## Start Data in this exercise

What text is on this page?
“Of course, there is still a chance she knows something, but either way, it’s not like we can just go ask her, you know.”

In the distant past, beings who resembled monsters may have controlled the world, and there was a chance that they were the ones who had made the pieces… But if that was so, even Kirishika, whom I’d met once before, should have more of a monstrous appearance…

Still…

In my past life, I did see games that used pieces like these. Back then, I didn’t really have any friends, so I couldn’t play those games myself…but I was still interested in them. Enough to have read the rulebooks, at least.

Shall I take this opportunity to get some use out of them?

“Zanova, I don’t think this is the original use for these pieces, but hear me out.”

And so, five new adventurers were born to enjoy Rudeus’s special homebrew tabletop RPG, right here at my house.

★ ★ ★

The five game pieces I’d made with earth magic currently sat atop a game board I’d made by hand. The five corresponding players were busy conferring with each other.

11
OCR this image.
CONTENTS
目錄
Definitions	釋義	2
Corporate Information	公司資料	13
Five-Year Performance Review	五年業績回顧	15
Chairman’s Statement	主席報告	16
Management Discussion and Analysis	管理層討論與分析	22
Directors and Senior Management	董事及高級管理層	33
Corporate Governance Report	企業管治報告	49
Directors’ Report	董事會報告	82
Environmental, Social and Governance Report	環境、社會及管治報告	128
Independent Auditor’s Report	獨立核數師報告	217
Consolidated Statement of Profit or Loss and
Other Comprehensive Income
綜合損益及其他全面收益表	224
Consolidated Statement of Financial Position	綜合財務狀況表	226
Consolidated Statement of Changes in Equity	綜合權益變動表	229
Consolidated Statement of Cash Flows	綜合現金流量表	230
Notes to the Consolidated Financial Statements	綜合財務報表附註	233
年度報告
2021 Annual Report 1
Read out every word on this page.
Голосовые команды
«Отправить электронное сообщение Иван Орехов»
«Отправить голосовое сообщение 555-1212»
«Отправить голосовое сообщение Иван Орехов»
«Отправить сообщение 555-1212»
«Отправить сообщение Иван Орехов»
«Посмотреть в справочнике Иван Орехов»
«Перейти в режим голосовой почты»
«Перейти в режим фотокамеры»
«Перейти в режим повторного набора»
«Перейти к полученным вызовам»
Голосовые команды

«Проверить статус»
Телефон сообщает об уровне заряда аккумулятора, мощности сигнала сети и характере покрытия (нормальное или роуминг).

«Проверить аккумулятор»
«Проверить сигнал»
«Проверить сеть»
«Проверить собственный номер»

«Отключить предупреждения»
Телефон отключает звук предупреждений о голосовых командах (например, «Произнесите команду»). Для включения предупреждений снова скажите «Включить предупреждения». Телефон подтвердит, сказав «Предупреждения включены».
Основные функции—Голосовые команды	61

## End Data in this exercise

Gather each line of the listing that holds the string "Corporate".

Task response =>
Corporate Information	公司資料	13
Corporate Governance Report	企業管治報告	49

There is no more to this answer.